● Brief
Can you rewrite the items from the start through the line holding "column-header: T1 2022 xyxy=(299,598,367,618)", inclusive, putting "percent-change" wherever "region-change" appears and leaving everything else unchanged?

● Listing
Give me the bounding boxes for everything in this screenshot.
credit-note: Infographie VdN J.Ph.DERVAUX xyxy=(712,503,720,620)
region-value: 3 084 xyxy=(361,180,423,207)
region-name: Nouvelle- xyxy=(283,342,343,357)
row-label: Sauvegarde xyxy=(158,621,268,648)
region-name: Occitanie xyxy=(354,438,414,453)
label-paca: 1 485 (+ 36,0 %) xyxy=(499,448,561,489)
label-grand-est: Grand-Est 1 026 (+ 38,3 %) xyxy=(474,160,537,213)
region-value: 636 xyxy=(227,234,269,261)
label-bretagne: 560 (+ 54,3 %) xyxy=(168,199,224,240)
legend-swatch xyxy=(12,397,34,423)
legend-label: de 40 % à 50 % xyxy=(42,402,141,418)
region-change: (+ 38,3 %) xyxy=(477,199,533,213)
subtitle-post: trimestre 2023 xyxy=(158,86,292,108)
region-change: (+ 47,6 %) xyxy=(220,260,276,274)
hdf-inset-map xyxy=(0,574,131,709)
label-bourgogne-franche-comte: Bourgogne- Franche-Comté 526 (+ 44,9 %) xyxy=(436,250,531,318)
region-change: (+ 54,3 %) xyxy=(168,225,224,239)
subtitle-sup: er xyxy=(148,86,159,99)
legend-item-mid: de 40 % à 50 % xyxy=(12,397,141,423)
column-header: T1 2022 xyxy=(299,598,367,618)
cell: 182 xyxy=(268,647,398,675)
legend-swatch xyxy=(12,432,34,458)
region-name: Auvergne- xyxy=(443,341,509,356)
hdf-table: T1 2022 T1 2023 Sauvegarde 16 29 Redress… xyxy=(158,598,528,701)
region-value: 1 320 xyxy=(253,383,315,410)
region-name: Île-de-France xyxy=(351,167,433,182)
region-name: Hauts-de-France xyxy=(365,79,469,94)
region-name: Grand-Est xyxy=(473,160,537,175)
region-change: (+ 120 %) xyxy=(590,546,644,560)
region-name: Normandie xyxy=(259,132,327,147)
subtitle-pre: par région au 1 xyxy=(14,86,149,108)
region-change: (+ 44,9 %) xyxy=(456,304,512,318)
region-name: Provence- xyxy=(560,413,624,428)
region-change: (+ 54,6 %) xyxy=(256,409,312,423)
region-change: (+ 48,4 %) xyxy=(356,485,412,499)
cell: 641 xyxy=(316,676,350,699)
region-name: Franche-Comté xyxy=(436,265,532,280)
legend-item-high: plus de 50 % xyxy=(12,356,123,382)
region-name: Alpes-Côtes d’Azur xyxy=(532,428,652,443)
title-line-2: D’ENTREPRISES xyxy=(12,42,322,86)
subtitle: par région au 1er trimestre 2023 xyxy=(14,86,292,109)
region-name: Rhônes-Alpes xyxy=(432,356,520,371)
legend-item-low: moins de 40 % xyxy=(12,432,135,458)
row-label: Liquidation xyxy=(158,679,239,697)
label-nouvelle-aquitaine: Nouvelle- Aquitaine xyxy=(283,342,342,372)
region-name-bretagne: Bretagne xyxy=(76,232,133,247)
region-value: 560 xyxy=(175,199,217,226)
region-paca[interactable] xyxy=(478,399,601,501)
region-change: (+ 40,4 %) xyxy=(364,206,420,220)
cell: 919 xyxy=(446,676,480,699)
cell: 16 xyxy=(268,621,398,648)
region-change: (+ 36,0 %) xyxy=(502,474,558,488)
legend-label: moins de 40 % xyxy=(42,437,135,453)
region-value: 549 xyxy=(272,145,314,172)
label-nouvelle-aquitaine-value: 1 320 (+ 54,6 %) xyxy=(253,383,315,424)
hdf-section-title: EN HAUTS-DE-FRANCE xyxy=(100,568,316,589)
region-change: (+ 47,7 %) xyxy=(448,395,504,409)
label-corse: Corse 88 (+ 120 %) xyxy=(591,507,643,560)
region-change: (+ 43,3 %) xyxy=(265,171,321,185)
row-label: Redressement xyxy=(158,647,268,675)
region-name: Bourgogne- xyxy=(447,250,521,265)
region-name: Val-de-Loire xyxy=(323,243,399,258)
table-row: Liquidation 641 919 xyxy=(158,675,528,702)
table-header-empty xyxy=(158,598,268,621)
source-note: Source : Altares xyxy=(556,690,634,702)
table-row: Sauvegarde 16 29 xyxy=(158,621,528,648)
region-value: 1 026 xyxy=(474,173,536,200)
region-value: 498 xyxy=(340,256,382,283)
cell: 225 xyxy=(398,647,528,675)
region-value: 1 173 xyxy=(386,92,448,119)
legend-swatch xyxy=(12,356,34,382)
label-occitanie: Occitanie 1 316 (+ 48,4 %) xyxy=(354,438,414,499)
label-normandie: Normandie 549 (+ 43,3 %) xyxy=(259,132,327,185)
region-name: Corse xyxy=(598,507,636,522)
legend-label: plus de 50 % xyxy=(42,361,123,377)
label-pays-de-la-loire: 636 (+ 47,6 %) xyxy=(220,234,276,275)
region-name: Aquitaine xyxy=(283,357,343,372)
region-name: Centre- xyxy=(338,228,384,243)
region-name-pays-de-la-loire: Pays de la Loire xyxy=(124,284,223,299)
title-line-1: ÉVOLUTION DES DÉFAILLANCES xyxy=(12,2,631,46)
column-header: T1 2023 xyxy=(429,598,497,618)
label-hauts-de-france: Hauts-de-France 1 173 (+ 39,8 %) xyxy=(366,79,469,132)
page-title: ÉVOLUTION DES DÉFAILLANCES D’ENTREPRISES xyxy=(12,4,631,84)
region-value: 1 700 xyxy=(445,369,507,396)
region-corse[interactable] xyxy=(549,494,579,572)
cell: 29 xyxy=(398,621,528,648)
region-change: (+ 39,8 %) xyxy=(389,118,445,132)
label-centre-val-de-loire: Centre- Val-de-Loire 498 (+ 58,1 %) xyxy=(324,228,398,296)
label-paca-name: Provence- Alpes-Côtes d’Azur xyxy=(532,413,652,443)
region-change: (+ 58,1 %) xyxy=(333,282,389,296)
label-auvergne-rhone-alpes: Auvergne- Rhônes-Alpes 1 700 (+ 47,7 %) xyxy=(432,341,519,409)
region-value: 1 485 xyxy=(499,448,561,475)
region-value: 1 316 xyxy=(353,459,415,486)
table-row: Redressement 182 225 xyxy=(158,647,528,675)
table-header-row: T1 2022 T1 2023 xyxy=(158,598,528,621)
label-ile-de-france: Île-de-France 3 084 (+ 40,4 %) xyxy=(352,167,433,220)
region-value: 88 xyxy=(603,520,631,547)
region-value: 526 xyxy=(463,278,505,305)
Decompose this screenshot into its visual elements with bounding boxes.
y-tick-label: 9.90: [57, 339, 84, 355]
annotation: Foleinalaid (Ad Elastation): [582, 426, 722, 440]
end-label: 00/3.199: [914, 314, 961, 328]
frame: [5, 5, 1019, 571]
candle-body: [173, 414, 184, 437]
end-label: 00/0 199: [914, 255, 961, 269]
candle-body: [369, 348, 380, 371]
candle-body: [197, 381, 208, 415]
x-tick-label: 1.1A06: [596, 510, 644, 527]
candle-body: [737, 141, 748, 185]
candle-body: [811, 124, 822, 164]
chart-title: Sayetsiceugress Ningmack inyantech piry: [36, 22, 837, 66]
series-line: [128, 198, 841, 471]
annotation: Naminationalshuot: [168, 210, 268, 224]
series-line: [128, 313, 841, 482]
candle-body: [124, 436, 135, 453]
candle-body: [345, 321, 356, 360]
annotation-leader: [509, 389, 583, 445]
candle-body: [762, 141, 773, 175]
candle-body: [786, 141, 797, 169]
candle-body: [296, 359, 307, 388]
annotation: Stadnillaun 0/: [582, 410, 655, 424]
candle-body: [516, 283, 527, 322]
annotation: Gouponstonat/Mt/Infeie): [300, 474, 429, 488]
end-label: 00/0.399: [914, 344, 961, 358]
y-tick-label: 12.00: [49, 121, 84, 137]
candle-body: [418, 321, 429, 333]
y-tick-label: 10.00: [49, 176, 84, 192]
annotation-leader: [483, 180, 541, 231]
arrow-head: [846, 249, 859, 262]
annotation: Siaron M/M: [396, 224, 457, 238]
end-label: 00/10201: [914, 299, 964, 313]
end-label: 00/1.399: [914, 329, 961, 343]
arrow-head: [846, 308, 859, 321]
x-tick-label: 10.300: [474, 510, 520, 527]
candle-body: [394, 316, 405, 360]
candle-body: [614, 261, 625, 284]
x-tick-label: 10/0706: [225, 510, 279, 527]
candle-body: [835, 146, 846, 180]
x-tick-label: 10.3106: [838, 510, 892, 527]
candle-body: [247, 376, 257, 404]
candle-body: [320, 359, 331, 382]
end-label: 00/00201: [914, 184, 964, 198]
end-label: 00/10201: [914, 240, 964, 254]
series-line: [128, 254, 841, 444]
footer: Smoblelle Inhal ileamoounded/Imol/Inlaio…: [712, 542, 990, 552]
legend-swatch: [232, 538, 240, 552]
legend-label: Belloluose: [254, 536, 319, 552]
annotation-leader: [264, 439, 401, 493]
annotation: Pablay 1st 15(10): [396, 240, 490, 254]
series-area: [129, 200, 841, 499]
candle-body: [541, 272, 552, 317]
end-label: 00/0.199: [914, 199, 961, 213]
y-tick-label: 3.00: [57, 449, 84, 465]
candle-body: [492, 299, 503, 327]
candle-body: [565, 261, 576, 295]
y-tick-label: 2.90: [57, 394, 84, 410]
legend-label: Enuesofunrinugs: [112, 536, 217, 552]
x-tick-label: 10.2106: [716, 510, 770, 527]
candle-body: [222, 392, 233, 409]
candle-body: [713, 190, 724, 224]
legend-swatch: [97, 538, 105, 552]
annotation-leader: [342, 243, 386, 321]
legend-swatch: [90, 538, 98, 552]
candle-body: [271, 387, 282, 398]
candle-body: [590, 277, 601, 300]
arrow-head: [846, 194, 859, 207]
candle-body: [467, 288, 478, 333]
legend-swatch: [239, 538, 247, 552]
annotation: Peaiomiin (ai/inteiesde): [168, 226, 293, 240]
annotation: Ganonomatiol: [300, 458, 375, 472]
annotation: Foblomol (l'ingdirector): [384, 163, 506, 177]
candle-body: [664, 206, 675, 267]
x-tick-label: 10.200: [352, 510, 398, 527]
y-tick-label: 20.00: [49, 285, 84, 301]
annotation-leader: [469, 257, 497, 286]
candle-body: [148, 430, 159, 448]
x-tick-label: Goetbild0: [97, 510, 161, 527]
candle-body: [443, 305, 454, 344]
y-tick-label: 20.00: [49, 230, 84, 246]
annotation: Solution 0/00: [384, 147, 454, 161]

● Answer to this exercise
Give me the bounding boxes for everything in this screenshot.
credit-note: Infographie VdN J.Ph.DERVAUX xyxy=(712,503,720,620)
region-value: 3 084 xyxy=(361,180,423,207)
region-name: Nouvelle- xyxy=(283,342,343,357)
row-label: Sauvegarde xyxy=(158,621,268,648)
region-name: Occitanie xyxy=(354,438,414,453)
label-paca: 1 485 (+ 36,0 %) xyxy=(499,448,561,489)
label-grand-est: Grand-Est 1 026 (+ 38,3 %) xyxy=(474,160,537,213)
region-value: 636 xyxy=(227,234,269,261)
label-bretagne: 560 (+ 54,3 %) xyxy=(168,199,224,240)
legend-swatch xyxy=(12,397,34,423)
legend-label: de 40 % à 50 % xyxy=(42,402,141,418)
percent-change: (+ 38,3 %) xyxy=(477,199,533,213)
subtitle-post: trimestre 2023 xyxy=(158,86,292,108)
percent-change: (+ 47,6 %) xyxy=(220,260,276,274)
hdf-inset-map xyxy=(0,574,131,709)
label-bourgogne-franche-comte: Bourgogne- Franche-Comté 526 (+ 44,9 %) xyxy=(436,250,531,318)
percent-change: (+ 54,3 %) xyxy=(168,225,224,239)
subtitle-sup: er xyxy=(148,86,159,99)
legend-item-mid: de 40 % à 50 % xyxy=(12,397,141,423)
column-header: T1 2022 xyxy=(299,598,367,618)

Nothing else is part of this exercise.